_WORK INSTRUCTIONS_:
Scan the material that follows. Copy every line containing the word "être".

_EXERCISE MATERIALS_:
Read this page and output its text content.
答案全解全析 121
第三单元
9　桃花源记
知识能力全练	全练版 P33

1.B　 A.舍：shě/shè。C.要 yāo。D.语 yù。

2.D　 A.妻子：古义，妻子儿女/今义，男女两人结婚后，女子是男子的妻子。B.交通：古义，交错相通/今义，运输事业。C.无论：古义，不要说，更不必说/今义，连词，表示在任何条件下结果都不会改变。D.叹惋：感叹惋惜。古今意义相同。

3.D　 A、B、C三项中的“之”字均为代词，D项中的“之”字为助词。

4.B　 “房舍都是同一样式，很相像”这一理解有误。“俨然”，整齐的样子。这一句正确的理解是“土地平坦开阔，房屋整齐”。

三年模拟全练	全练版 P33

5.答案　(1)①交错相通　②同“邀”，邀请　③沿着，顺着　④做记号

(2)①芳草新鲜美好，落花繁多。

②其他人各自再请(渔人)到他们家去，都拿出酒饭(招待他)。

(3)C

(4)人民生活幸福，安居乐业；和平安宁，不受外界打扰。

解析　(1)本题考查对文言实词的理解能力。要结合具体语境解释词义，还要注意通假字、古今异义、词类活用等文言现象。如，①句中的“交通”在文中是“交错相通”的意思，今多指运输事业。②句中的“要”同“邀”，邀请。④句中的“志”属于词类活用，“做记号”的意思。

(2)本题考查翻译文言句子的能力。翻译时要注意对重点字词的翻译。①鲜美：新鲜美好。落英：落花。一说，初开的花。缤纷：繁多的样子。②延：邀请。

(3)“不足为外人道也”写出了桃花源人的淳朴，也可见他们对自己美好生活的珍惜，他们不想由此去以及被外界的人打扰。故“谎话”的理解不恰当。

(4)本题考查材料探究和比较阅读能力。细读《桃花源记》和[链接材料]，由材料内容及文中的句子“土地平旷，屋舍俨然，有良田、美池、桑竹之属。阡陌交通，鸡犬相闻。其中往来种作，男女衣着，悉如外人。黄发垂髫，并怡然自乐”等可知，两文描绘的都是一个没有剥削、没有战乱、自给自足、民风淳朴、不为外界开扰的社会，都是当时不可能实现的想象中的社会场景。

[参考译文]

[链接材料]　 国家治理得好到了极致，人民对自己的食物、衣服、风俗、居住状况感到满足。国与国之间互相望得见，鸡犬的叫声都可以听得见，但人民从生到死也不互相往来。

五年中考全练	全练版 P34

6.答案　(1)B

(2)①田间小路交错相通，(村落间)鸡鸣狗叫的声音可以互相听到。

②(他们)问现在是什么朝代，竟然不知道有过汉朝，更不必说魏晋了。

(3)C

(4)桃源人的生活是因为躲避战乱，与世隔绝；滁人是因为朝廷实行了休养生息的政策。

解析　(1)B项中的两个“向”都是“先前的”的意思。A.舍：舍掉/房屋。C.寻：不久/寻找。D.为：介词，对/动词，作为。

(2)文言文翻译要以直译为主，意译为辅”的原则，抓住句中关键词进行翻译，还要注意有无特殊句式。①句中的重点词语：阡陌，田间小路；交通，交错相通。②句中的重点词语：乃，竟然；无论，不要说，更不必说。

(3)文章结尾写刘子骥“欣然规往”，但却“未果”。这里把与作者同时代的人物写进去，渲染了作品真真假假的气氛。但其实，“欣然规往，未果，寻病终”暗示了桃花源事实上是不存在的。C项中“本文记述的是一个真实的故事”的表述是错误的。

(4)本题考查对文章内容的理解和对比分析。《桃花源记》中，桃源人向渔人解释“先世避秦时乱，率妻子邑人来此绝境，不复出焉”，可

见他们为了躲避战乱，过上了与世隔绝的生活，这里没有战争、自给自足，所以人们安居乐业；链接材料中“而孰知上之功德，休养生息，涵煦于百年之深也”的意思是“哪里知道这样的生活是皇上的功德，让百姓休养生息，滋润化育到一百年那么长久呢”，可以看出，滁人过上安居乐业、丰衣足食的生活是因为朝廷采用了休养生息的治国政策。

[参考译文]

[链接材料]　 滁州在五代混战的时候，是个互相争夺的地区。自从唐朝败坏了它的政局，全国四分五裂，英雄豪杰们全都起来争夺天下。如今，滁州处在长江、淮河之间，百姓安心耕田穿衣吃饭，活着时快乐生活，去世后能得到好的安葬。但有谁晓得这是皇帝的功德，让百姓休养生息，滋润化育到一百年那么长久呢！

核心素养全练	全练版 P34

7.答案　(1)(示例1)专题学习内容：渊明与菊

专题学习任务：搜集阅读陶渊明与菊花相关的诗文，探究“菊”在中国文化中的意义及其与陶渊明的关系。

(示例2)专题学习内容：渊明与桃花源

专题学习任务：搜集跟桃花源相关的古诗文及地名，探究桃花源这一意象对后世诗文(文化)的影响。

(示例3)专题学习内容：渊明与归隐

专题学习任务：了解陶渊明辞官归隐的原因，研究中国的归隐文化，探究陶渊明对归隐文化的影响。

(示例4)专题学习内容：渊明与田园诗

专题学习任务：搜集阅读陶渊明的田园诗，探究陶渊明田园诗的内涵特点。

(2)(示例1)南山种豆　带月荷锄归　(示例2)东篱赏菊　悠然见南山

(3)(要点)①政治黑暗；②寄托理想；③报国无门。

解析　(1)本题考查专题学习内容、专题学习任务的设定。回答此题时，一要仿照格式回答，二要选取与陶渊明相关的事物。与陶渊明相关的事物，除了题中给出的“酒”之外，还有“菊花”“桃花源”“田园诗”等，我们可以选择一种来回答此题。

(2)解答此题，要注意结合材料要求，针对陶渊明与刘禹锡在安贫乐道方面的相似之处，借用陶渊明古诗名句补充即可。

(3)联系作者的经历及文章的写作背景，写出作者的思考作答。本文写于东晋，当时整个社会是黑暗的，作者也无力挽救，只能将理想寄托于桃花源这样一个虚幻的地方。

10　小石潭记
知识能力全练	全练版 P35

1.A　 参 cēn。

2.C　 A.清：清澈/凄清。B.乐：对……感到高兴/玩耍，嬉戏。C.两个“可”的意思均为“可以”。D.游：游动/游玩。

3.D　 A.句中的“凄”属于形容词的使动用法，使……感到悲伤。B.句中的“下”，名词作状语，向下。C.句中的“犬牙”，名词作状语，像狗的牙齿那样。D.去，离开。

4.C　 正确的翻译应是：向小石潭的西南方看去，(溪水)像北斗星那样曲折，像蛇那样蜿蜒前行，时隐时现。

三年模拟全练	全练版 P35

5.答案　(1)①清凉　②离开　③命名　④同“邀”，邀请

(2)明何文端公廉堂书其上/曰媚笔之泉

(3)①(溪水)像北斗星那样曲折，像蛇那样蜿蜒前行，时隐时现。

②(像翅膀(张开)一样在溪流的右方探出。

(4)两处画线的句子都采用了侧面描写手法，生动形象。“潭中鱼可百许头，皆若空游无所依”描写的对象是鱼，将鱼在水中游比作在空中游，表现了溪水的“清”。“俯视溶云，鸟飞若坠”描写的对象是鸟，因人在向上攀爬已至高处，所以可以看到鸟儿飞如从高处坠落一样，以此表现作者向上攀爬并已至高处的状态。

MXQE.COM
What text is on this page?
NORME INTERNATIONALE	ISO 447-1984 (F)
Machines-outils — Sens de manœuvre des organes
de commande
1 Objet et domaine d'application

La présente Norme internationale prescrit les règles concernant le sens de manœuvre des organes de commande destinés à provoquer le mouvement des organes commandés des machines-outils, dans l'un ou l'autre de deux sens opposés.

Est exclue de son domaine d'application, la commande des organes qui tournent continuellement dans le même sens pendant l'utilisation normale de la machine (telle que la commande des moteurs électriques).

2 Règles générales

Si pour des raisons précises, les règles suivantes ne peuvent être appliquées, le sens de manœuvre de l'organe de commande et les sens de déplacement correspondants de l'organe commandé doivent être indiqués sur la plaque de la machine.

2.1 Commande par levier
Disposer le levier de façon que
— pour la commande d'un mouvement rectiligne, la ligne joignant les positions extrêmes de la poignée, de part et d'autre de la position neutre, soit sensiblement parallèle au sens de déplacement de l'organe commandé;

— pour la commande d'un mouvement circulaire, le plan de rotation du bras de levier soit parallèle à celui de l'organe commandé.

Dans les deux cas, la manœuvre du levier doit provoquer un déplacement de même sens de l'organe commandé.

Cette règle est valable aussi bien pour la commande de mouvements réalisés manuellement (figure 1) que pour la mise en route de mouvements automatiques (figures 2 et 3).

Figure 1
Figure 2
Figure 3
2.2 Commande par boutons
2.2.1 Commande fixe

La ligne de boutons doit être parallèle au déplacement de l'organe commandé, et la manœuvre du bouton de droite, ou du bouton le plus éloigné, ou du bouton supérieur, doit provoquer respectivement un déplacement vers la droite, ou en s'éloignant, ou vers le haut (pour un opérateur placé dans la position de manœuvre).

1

_FINISHED TASK_:
Si pour des raisons précises, les règles suivantes ne peuvent être appliquées, le sens de manœuvre de l'organe de commande et les sens de déplacement correspondants de l'organe commandé doivent être indiqués sur la plaque de la machine.
La ligne de boutons doit être parallèle au déplacement de l'organe commandé, et la manœuvre du bouton de droite, ou du bouton le plus éloigné, ou du bouton supérieur, doit provoquer respectivement un déplacement vers la droite, ou en s'éloignant, ou vers le haut (pour un opérateur placé dans la position de manœuvre).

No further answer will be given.